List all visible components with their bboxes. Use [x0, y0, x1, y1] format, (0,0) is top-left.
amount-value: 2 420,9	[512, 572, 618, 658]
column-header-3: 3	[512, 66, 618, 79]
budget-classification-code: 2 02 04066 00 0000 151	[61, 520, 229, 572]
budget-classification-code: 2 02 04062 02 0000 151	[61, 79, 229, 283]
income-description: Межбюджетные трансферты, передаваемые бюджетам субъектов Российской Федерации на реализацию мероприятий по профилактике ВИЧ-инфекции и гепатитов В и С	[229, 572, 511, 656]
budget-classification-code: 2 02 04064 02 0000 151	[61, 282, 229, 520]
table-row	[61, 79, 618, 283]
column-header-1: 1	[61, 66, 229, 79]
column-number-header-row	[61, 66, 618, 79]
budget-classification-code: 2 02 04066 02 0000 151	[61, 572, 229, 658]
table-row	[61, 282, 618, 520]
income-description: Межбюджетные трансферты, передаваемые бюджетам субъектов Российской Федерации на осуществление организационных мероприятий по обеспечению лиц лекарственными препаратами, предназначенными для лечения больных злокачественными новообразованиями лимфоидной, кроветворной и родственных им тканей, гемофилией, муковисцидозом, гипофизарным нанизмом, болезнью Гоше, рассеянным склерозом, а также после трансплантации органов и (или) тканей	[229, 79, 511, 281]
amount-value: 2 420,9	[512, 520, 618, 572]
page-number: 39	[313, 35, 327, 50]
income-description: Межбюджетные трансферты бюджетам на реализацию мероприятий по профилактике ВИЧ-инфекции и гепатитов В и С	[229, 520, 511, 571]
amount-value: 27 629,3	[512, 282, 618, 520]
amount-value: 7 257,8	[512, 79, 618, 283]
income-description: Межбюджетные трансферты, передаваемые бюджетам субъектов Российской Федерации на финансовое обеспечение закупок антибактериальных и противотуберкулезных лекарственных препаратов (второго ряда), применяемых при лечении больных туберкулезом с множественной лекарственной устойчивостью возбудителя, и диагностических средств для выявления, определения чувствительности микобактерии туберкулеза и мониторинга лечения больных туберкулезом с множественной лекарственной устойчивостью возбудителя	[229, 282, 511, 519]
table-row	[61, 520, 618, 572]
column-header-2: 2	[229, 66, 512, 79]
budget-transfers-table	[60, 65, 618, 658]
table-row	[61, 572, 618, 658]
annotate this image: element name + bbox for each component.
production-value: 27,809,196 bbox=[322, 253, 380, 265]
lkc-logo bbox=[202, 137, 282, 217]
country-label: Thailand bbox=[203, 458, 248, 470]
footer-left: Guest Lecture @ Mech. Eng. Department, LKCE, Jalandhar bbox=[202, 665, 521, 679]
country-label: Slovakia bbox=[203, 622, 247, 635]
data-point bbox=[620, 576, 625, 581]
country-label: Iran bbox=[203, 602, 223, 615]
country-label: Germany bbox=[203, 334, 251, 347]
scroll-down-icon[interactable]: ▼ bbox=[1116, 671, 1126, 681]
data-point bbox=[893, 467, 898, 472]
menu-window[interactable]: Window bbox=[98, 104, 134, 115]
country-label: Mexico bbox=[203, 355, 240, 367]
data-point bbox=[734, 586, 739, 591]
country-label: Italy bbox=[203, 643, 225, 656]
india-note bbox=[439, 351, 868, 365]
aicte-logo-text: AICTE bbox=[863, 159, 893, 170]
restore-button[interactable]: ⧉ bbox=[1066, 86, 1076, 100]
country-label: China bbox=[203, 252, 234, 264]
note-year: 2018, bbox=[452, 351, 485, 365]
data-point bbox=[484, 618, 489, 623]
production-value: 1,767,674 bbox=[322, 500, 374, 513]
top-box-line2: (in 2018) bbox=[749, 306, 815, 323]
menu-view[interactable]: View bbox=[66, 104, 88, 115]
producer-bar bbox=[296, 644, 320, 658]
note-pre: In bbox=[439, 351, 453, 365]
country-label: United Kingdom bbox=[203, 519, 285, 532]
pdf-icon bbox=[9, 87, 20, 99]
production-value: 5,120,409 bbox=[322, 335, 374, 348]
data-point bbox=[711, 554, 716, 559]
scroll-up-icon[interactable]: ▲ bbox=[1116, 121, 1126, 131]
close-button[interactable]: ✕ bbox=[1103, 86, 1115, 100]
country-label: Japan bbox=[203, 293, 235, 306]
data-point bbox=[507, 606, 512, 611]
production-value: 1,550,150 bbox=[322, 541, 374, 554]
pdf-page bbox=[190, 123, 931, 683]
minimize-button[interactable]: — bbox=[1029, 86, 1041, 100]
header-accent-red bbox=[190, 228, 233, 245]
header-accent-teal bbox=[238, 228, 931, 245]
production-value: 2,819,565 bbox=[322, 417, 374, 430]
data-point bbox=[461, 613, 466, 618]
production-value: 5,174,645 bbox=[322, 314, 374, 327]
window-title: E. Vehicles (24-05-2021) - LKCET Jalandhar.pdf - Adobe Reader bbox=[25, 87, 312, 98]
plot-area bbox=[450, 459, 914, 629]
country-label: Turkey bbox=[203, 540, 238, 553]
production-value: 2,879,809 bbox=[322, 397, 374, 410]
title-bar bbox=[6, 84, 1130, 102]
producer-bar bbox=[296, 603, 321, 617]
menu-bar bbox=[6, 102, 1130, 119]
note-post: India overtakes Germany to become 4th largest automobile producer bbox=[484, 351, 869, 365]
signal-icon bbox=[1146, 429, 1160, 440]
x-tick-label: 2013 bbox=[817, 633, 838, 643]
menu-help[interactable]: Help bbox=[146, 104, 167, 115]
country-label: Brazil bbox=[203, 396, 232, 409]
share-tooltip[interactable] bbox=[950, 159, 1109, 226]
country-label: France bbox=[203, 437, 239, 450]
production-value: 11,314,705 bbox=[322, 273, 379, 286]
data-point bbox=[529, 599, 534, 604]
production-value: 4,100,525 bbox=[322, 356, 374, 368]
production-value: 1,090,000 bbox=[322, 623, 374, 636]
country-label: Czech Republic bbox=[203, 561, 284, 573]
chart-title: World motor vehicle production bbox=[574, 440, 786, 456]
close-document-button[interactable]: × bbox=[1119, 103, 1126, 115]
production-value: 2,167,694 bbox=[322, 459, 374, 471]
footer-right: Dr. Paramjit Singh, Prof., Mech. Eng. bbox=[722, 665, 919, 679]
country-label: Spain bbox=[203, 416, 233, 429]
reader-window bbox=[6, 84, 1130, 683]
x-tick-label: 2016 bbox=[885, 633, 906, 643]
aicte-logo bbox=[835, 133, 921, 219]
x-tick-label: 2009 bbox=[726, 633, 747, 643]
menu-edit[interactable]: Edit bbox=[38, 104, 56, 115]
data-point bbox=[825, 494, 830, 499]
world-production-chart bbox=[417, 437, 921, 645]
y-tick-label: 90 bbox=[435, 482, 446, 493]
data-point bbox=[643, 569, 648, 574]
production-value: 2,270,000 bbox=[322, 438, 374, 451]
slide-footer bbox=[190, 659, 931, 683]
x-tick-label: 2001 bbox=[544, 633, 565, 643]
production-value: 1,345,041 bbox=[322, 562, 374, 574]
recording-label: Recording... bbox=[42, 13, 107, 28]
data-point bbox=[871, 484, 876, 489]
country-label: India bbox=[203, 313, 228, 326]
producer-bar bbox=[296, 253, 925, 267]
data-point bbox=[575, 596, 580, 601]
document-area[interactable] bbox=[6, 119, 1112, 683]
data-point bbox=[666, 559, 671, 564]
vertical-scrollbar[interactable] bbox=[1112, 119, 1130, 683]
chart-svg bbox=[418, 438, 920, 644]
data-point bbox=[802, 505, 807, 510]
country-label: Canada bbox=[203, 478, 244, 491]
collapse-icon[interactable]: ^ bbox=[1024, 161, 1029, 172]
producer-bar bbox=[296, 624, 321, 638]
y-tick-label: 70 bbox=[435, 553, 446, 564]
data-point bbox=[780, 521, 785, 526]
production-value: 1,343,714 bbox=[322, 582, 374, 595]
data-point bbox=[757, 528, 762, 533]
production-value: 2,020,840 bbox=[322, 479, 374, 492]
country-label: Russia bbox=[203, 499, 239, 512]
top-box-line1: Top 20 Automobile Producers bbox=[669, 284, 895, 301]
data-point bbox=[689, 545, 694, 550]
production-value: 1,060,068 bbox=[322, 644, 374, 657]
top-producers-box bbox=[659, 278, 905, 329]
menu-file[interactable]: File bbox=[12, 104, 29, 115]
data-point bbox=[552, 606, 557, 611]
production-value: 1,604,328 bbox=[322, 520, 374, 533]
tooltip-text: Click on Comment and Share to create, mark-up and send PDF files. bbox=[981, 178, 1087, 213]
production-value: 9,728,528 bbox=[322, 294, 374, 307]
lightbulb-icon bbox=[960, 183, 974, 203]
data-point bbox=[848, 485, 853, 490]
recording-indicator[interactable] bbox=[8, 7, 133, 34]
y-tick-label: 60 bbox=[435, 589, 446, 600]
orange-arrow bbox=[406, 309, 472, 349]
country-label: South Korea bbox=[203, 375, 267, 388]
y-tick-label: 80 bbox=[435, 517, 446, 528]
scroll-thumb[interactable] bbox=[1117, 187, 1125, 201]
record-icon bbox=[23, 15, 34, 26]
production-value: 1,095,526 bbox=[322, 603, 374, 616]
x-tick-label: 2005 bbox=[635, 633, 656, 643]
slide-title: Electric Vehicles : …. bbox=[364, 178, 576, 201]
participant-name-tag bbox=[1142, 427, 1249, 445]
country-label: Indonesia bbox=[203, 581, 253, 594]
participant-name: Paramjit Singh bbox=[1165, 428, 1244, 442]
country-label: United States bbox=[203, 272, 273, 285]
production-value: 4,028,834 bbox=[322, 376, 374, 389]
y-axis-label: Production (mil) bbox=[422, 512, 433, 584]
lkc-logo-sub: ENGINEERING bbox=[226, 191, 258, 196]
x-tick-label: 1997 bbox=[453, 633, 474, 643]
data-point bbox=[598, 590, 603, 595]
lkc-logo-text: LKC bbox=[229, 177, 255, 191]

### TASK OBJECTIVE
Can you write out the lines without any changes, starting with the first line and going on through the line that contains "35, 327, 50]"?

### FULL SOLUTION
List all visible components with their bboxes. Use [x0, y0, x1, y1] format, (0,0) is top-left.
amount-value: 2 420,9	[512, 572, 618, 658]
column-header-3: 3	[512, 66, 618, 79]
budget-classification-code: 2 02 04066 00 0000 151	[61, 520, 229, 572]
budget-classification-code: 2 02 04062 02 0000 151	[61, 79, 229, 283]
income-description: Межбюджетные трансферты, передаваемые бюджетам субъектов Российской Федерации на реализацию мероприятий по профилактике ВИЧ-инфекции и гепатитов В и С	[229, 572, 511, 656]
budget-classification-code: 2 02 04064 02 0000 151	[61, 282, 229, 520]
table-row	[61, 79, 618, 283]
column-header-1: 1	[61, 66, 229, 79]
column-number-header-row	[61, 66, 618, 79]
budget-classification-code: 2 02 04066 02 0000 151	[61, 572, 229, 658]
table-row	[61, 282, 618, 520]
income-description: Межбюджетные трансферты, передаваемые бюджетам субъектов Российской Федерации на осуществление организационных мероприятий по обеспечению лиц лекарственными препаратами, предназначенными для лечения больных злокачественными новообразованиями лимфоидной, кроветворной и родственных им тканей, гемофилией, муковисцидозом, гипофизарным нанизмом, болезнью Гоше, рассеянным склерозом, а также после трансплантации органов и (или) тканей	[229, 79, 511, 281]
amount-value: 2 420,9	[512, 520, 618, 572]
page-number: 39	[313, 35, 327, 50]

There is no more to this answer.